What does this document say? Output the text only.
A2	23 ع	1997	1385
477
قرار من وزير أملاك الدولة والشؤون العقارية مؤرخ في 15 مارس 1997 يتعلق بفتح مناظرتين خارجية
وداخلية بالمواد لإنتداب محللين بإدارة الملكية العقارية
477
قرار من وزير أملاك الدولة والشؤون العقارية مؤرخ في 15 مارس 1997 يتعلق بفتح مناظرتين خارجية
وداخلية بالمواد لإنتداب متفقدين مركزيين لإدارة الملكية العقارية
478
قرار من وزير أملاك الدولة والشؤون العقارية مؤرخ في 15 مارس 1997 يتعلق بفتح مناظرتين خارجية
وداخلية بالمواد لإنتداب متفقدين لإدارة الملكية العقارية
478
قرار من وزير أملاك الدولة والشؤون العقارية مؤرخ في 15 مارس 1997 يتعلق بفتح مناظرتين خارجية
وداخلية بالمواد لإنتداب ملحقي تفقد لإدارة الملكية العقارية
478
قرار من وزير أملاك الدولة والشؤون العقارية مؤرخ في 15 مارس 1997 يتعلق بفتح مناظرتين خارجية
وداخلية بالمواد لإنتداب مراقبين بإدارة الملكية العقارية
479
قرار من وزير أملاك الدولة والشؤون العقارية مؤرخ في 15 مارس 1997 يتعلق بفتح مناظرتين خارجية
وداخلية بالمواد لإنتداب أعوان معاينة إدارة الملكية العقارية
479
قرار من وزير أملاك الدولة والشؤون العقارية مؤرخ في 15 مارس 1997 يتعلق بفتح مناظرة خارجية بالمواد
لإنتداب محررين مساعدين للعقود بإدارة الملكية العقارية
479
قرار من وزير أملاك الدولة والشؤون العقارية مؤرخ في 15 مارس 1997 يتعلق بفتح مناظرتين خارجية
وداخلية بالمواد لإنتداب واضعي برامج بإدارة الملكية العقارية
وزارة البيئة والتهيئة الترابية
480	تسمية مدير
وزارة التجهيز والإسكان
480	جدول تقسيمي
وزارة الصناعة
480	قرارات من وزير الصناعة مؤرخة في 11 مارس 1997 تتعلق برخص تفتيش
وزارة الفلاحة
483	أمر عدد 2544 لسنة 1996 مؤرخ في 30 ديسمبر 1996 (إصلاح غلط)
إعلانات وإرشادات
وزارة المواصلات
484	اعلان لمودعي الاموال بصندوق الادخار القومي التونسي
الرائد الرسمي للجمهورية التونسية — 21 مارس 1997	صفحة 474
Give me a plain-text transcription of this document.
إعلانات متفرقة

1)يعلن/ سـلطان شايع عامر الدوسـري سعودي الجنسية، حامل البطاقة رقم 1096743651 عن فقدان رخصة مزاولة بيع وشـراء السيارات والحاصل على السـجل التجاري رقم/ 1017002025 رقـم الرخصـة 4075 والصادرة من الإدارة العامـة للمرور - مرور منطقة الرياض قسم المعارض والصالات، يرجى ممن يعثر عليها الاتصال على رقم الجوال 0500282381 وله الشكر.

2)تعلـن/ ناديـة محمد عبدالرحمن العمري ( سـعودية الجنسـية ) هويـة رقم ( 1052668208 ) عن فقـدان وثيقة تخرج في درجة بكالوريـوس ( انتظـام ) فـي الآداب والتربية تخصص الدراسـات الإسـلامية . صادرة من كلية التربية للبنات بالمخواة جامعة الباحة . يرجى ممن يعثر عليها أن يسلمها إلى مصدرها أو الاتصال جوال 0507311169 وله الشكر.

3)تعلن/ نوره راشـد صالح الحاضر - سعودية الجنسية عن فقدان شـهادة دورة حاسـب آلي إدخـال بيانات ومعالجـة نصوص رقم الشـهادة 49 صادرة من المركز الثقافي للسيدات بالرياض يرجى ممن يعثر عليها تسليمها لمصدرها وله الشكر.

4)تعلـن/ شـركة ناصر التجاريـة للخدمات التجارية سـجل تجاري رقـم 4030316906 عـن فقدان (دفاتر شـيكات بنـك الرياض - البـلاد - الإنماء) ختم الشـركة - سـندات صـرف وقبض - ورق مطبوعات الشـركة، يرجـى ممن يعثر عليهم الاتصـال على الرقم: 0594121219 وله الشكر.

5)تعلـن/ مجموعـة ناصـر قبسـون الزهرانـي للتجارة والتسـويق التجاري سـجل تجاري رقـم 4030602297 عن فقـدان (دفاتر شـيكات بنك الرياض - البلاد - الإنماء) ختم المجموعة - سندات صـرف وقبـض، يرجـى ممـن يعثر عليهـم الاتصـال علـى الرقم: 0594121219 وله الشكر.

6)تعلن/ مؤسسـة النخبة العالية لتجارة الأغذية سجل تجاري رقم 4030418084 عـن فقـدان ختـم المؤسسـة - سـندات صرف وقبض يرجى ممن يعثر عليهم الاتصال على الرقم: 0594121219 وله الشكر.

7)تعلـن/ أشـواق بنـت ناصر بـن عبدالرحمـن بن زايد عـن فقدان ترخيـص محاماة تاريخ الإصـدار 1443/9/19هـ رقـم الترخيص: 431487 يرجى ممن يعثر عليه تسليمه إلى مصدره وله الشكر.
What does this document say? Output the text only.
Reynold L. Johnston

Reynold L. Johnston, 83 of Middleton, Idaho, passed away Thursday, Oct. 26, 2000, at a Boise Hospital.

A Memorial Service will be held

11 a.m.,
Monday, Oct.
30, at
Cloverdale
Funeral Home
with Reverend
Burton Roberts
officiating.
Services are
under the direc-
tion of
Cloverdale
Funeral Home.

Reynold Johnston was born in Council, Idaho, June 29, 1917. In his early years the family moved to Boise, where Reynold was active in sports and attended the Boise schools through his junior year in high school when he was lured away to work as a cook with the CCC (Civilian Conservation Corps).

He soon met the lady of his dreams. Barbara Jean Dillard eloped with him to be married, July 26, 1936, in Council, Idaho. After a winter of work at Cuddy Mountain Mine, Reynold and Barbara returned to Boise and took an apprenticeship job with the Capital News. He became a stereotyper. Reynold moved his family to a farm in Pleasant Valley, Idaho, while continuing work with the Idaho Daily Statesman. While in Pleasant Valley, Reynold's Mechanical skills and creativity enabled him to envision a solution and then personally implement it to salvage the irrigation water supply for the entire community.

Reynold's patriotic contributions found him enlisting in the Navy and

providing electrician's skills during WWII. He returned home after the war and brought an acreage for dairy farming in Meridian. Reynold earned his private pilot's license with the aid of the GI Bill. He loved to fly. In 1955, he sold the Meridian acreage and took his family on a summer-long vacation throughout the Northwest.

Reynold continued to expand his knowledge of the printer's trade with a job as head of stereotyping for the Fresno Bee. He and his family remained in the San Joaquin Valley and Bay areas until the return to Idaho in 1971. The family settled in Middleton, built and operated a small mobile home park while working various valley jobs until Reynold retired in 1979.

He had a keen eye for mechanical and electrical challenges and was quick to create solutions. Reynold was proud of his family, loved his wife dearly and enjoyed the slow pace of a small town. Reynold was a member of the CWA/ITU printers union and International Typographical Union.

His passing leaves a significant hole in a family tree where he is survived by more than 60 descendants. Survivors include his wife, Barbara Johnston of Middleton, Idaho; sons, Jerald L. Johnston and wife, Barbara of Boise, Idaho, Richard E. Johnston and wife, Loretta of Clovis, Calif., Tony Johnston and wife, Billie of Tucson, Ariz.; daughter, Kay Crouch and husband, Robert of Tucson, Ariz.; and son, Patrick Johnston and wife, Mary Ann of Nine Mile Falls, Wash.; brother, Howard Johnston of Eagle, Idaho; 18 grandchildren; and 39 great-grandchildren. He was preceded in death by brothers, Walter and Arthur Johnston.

※

• [Your objective]:
Return what is listed above, exactly and completely.

• [Response to this task]:
What does this document say? Output the text only.
A2	23 ع	1997	1385
477
قرار من وزير أملاك الدولة والشؤون العقارية مؤرخ في 15 مارس 1997 يتعلق بفتح مناظرتين خارجية
وداخلية بالمواد لإنتداب محللين بإدارة الملكية العقارية
477
قرار من وزير أملاك الدولة والشؤون العقارية مؤرخ في 15 مارس 1997 يتعلق بفتح مناظرتين خارجية
وداخلية بالمواد لإنتداب متفقدين مركزيين لإدارة الملكية العقارية
478
قرار من وزير أملاك الدولة والشؤون العقارية مؤرخ في 15 مارس 1997 يتعلق بفتح مناظرتين خارجية
وداخلية بالمواد لإنتداب متفقدين لإدارة الملكية العقارية
478
قرار من وزير أملاك الدولة والشؤون العقارية مؤرخ في 15 مارس 1997 يتعلق بفتح مناظرتين خارجية
وداخلية بالمواد لإنتداب ملحقي تفقد لإدارة الملكية العقارية
478
قرار من وزير أملاك الدولة والشؤون العقارية مؤرخ في 15 مارس 1997 يتعلق بفتح مناظرتين خارجية
وداخلية بالمواد لإنتداب مراقبين بإدارة الملكية العقارية
479
قرار من وزير أملاك الدولة والشؤون العقارية مؤرخ في 15 مارس 1997 يتعلق بفتح مناظرتين خارجية
وداخلية بالمواد لإنتداب أعوان معاينة إدارة الملكية العقارية
479
قرار من وزير أملاك الدولة والشؤون العقارية مؤرخ في 15 مارس 1997 يتعلق بفتح مناظرة خارجية بالمواد
لإنتداب محررين مساعدين للعقود بإدارة الملكية العقارية
479
قرار من وزير أملاك الدولة والشؤون العقارية مؤرخ في 15 مارس 1997 يتعلق بفتح مناظرتين خارجية
وداخلية بالمواد لإنتداب واضعي برامج بإدارة الملكية العقارية
وزارة البيئة والتهيئة الترابية
480	تسمية مدير
وزارة التجهيز والإسكان
480	جدول تقسيمي
وزارة الصناعة
480	قرارات من وزير الصناعة مؤرخة في 11 مارس 1997 تتعلق برخص تفتيش
وزارة الفلاحة
483	أمر عدد 2544 لسنة 1996 مؤرخ في 30 ديسمبر 1996 (إصلاح غلط)
إعلانات وإرشادات
وزارة المواصلات
484	اعلان لمودعي الاموال بصندوق الادخار القومي التونسي
الرائد الرسمي للجمهورية التونسية — 21 مارس 1997	صفحة 474
Give me a plain-text transcription of this document.
إعلانات متفرقة

1)يعلن/ سـلطان شايع عامر الدوسـري سعودي الجنسية، حامل البطاقة رقم 1096743651 عن فقدان رخصة مزاولة بيع وشـراء السيارات والحاصل على السـجل التجاري رقم/ 1017002025 رقـم الرخصـة 4075 والصادرة من الإدارة العامـة للمرور - مرور منطقة الرياض قسم المعارض والصالات، يرجى ممن يعثر عليها الاتصال على رقم الجوال 0500282381 وله الشكر.

2)تعلـن/ ناديـة محمد عبدالرحمن العمري ( سـعودية الجنسـية ) هويـة رقم ( 1052668208 ) عن فقـدان وثيقة تخرج في درجة بكالوريـوس ( انتظـام ) فـي الآداب والتربية تخصص الدراسـات الإسـلامية . صادرة من كلية التربية للبنات بالمخواة جامعة الباحة . يرجى ممن يعثر عليها أن يسلمها إلى مصدرها أو الاتصال جوال 0507311169 وله الشكر.

3)تعلن/ نوره راشـد صالح الحاضر - سعودية الجنسية عن فقدان شـهادة دورة حاسـب آلي إدخـال بيانات ومعالجـة نصوص رقم الشـهادة 49 صادرة من المركز الثقافي للسيدات بالرياض يرجى ممن يعثر عليها تسليمها لمصدرها وله الشكر.

4)تعلـن/ شـركة ناصر التجاريـة للخدمات التجارية سـجل تجاري رقـم 4030316906 عـن فقدان (دفاتر شـيكات بنـك الرياض - البـلاد - الإنماء) ختم الشـركة - سـندات صـرف وقبض - ورق مطبوعات الشـركة، يرجـى ممن يعثر عليهم الاتصـال على الرقم: 0594121219 وله الشكر.

5)تعلـن/ مجموعـة ناصـر قبسـون الزهرانـي للتجارة والتسـويق التجاري سـجل تجاري رقـم 4030602297 عن فقـدان (دفاتر شـيكات بنك الرياض - البلاد - الإنماء) ختم المجموعة - سندات صـرف وقبـض، يرجـى ممـن يعثر عليهـم الاتصـال علـى الرقم: 0594121219 وله الشكر.

6)تعلن/ مؤسسـة النخبة العالية لتجارة الأغذية سجل تجاري رقم 4030418084 عـن فقـدان ختـم المؤسسـة - سـندات صرف وقبض يرجى ممن يعثر عليهم الاتصال على الرقم: 0594121219 وله الشكر.

7)تعلـن/ أشـواق بنـت ناصر بـن عبدالرحمـن بن زايد عـن فقدان ترخيـص محاماة تاريخ الإصـدار 1443/9/19هـ رقـم الترخيص: 431487 يرجى ممن يعثر عليه تسليمه إلى مصدره وله الشكر.
What does this document say? Output the text only.
Reynold L. Johnston

Reynold L. Johnston, 83 of Middleton, Idaho, passed away Thursday, Oct. 26, 2000, at a Boise Hospital.

A Memorial Service will be held

11 a.m.,
Monday, Oct.
30, at
Cloverdale
Funeral Home
with Reverend
Burton Roberts
officiating.
Services are
under the direc-
tion of
Cloverdale
Funeral Home.

Reynold Johnston was born in Council, Idaho, June 29, 1917. In his early years the family moved to Boise, where Reynold was active in sports and attended the Boise schools through his junior year in high school when he was lured away to work as a cook with the CCC (Civilian Conservation Corps).

He soon met the lady of his dreams. Barbara Jean Dillard eloped with him to be married, July 26, 1936, in Council, Idaho. After a winter of work at Cuddy Mountain Mine, Reynold and Barbara returned to Boise and took an apprenticeship job with the Capital News. He became a stereotyper. Reynold moved his family to a farm in Pleasant Valley, Idaho, while continuing work with the Idaho Daily Statesman. While in Pleasant Valley, Reynold's Mechanical skills and creativity enabled him to envision a solution and then personally implement it to salvage the irrigation water supply for the entire community.

Reynold's patriotic contributions found him enlisting in the Navy and

providing electrician's skills during WWII. He returned home after the war and brought an acreage for dairy farming in Meridian. Reynold earned his private pilot's license with the aid of the GI Bill. He loved to fly. In 1955, he sold the Meridian acreage and took his family on a summer-long vacation throughout the Northwest.

Reynold continued to expand his knowledge of the printer's trade with a job as head of stereotyping for the Fresno Bee. He and his family remained in the San Joaquin Valley and Bay areas until the return to Idaho in 1971. The family settled in Middleton, built and operated a small mobile home park while working various valley jobs until Reynold retired in 1979.

He had a keen eye for mechanical and electrical challenges and was quick to create solutions. Reynold was proud of his family, loved his wife dearly and enjoyed the slow pace of a small town. Reynold was a member of the CWA/ITU printers union and International Typographical Union.

His passing leaves a significant hole in a family tree where he is survived by more than 60 descendants. Survivors include his wife, Barbara Johnston of Middleton, Idaho; sons, Jerald L. Johnston and wife, Barbara of Boise, Idaho, Richard E. Johnston and wife, Loretta of Clovis, Calif., Tony Johnston and wife, Billie of Tucson, Ariz.; daughter, Kay Crouch and husband, Robert of Tucson, Ariz.; and son, Patrick Johnston and wife, Mary Ann of Nine Mile Falls, Wash.; brother, Howard Johnston of Eagle, Idaho; 18 grandchildren; and 39 great-grandchildren. He was preceded in death by brothers, Walter and Arthur Johnston.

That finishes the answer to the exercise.